→ **Task brief**: Write out every line of the rows below word for word, leaving out the pictures.
================
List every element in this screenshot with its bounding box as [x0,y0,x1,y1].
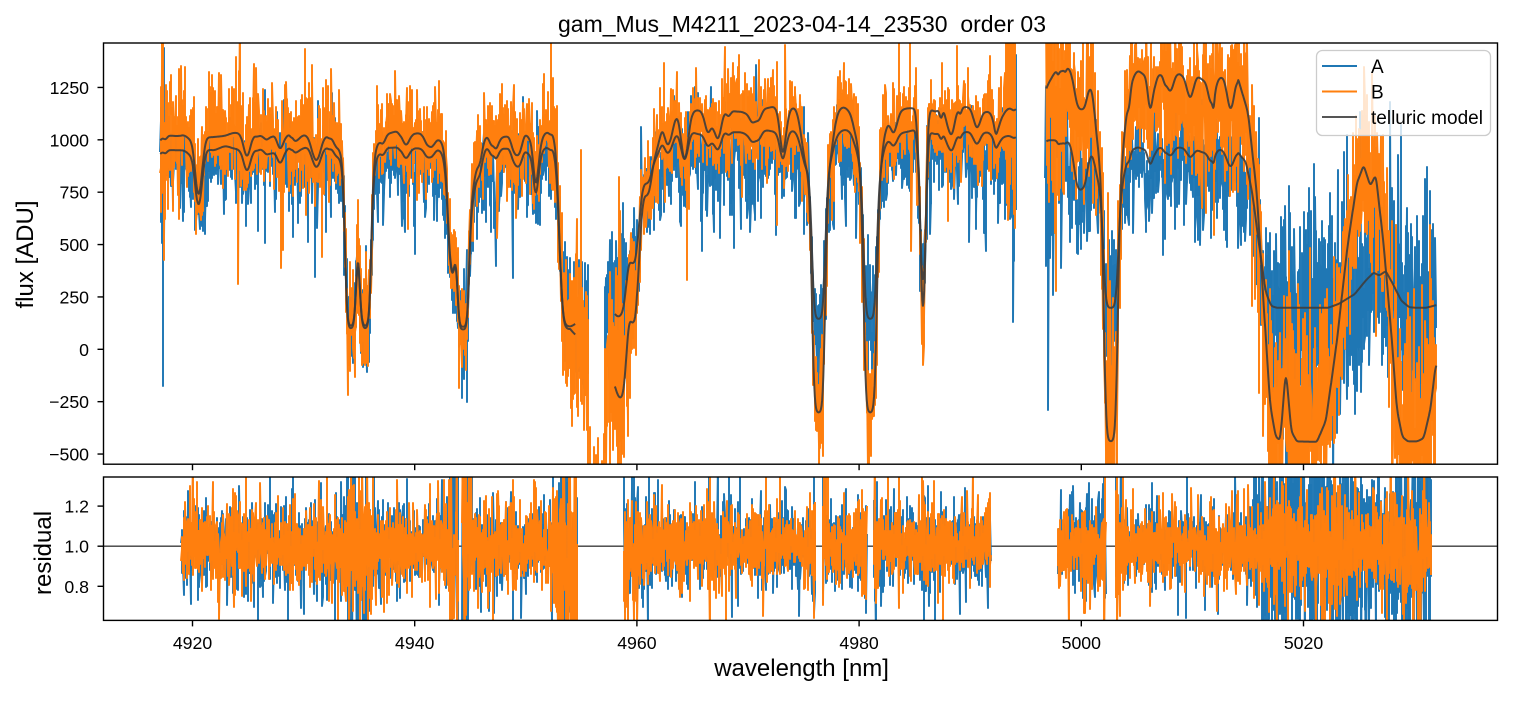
svg-text:5020: 5020 [1284,633,1324,653]
svg-text:4960: 4960 [617,633,657,653]
svg-text:flux [ADU]: flux [ADU] [12,200,39,308]
svg-text:0: 0 [79,340,89,360]
svg-text:250: 250 [59,287,89,307]
svg-text:gam_Mus_M4211_2023-04-14_23530: gam_Mus_M4211_2023-04-14_23530 order 03 [558,11,1046,37]
svg-text:telluric model: telluric model [1371,108,1483,129]
svg-text:1.2: 1.2 [64,497,89,517]
svg-text:0.8: 0.8 [64,577,89,597]
svg-text:1250: 1250 [50,78,90,98]
svg-text:5000: 5000 [1062,633,1102,653]
svg-text:residual: residual [30,511,57,595]
svg-text:4940: 4940 [395,633,435,653]
svg-text:−500: −500 [49,445,89,465]
svg-text:500: 500 [59,235,89,255]
svg-text:1.0: 1.0 [64,537,89,557]
svg-text:4980: 4980 [839,633,879,653]
svg-text:4920: 4920 [173,633,213,653]
svg-text:−250: −250 [49,392,89,412]
svg-text:A: A [1371,57,1384,78]
svg-text:1000: 1000 [50,130,90,150]
svg-text:B: B [1371,82,1384,103]
svg-text:wavelength [nm]: wavelength [nm] [713,655,889,682]
svg-text:750: 750 [59,183,89,203]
================
→ **Expected output**:
List every element in this screenshot with its bounding box as [x0,y0,x1,y1].
svg-text:5020: 5020 [1284,633,1324,653]
svg-text:4960: 4960 [617,633,657,653]
svg-text:flux [ADU]: flux [ADU] [12,200,39,308]
svg-text:0: 0 [79,340,89,360]
svg-text:250: 250 [59,287,89,307]
svg-text:gam_Mus_M4211_2023-04-14_23530: gam_Mus_M4211_2023-04-14_23530 order 03 [558,11,1046,37]
svg-text:telluric model: telluric model [1371,108,1483,129]
svg-text:1.2: 1.2 [64,497,89,517]
svg-text:0.8: 0.8 [64,577,89,597]
svg-text:1250: 1250 [50,78,90,98]
svg-text:5000: 5000 [1062,633,1102,653]
svg-text:residual: residual [30,511,57,595]
svg-text:4940: 4940 [395,633,435,653]
svg-text:−500: −500 [49,445,89,465]
svg-text:500: 500 [59,235,89,255]
svg-text:1.0: 1.0 [64,537,89,557]
svg-text:4980: 4980 [839,633,879,653]
svg-text:4920: 4920 [173,633,213,653]
svg-text:−250: −250 [49,392,89,412]
svg-text:A: A [1371,57,1384,78]
svg-text:1000: 1000 [50,130,90,150]
svg-text:B: B [1371,82,1384,103]
svg-text:wavelength [nm]: wavelength [nm] [713,655,889,682]
svg-text:750: 750 [59,183,89,203]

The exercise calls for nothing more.